## Begin

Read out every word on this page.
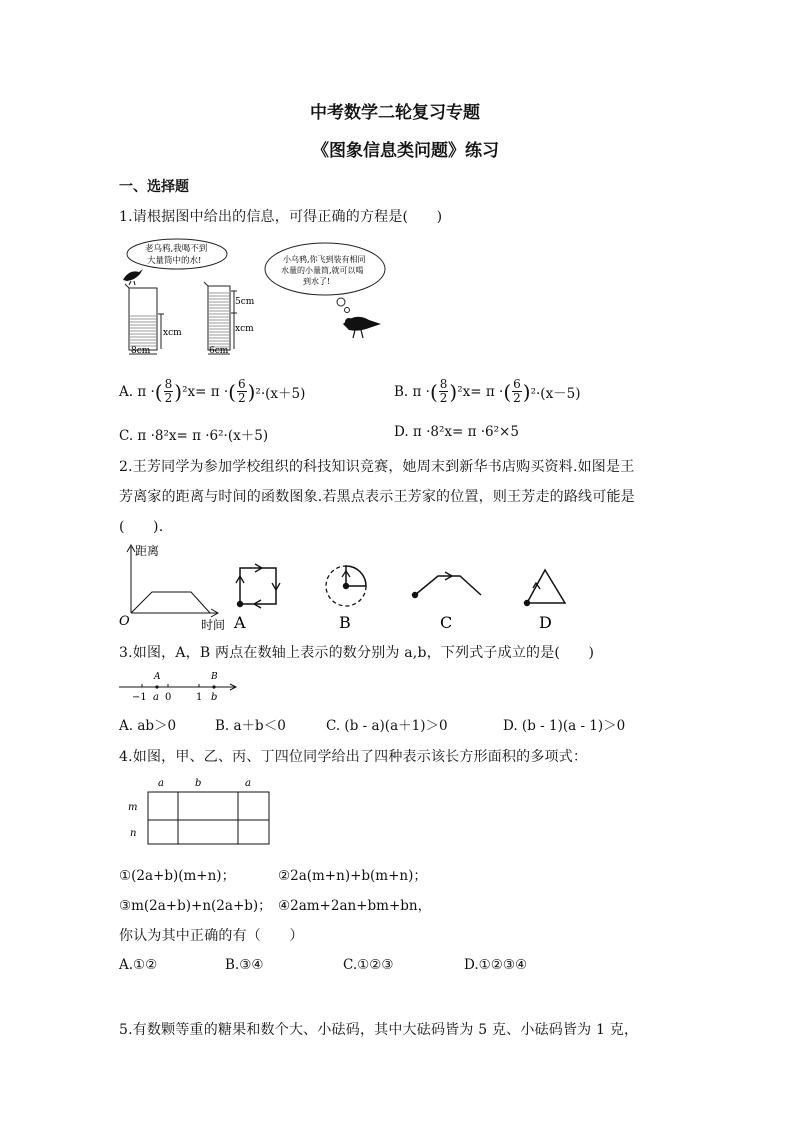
中考数学二轮复习专题
《图象信息类问题》练习
一、选择题
1.请根据图中给出的信息，可得正确的方程是(　　)
老乌鸦,我喝不到
大量筒中的水!	小乌鸦,你飞到装有相同
水量的小量筒,就可以喝
到水了!
xcm
8cm
5cm
xcm
6cm
A. π · ( $\frac{8}{2}$ ) ²x= π · ( $\frac{6}{2}$ ) ²·(x＋5)	B. π · ( $\frac{8}{2}$ ) ²x= π · ( $\frac{6}{2}$ ) ²·(x－5)
C. π ·8²x= π ·6²·(x＋5)	D. π ·8²x= π ·6²×5
2.王芳同学为参加学校组织的科技知识竞赛，她周末到新华书店购买资料.如图是王
芳离家的距离与时间的函数图象.若黑点表示王芳家的位置，则王芳走的路线可能是
(　　).
距离
O	时间 A	B	C	D
3.如图，A，B 两点在数轴上表示的数分别为 a,b，下列式子成立的是(　　)
A	B
−1 a 0 1 b
A. ab＞0	B. a＋b＜0	C. (b - a)(a＋1)＞0	D. (b - 1)(a - 1)＞0
4.如图，甲、乙、丙、丁四位同学给出了四种表示该长方形面积的多项式：
a	b	a
m
n
①(2a+b)(m+n)；	②2a(m+n)+b(m+n)；
③m(2a+b)+n(2a+b)； ④2am+2an+bm+bn，
你认为其中正确的有（　　）
A.①②	B.③④	C.①②③	D.①②③④
5.有数颗等重的糖果和数个大、小砝码，其中大砝码皆为 5 克、小砝码皆为 1 克，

## End

» **WRITTEN PROBLEM**
Transcribe every entry word for word, but skip the pictures.

» **RESULT OF THE TASK**
Read out every word on this page.
中考数学二轮复习专题
《图象信息类问题》练习
一、选择题
1.请根据图中给出的信息，可得正确的方程是(　　)
老乌鸦,我喝不到
大量筒中的水!	小乌鸦,你飞到装有相同
水量的小量筒,就可以喝
到水了!
xcm
8cm
5cm
xcm
6cm
A. π · ( $\frac{8}{2}$ ) ²x= π · ( $\frac{6}{2}$ ) ²·(x＋5)	B. π · ( $\frac{8}{2}$ ) ²x= π · ( $\frac{6}{2}$ ) ²·(x－5)
C. π ·8²x= π ·6²·(x＋5)	D. π ·8²x= π ·6²×5
2.王芳同学为参加学校组织的科技知识竞赛，她周末到新华书店购买资料.如图是王
芳离家的距离与时间的函数图象.若黑点表示王芳家的位置，则王芳走的路线可能是
(　　).
距离
O	时间 A	B	C	D
3.如图，A，B 两点在数轴上表示的数分别为 a,b，下列式子成立的是(　　)
A	B
−1 a 0 1 b
A. ab＞0	B. a＋b＜0	C. (b - a)(a＋1)＞0	D. (b - 1)(a - 1)＞0
4.如图，甲、乙、丙、丁四位同学给出了四种表示该长方形面积的多项式：
a	b	a
m
n
①(2a+b)(m+n)；	②2a(m+n)+b(m+n)；
③m(2a+b)+n(2a+b)； ④2am+2an+bm+bn，
你认为其中正确的有（　　）
A.①②	B.③④	C.①②③	D.①②③④
5.有数颗等重的糖果和数个大、小砝码，其中大砝码皆为 5 克、小砝码皆为 1 克，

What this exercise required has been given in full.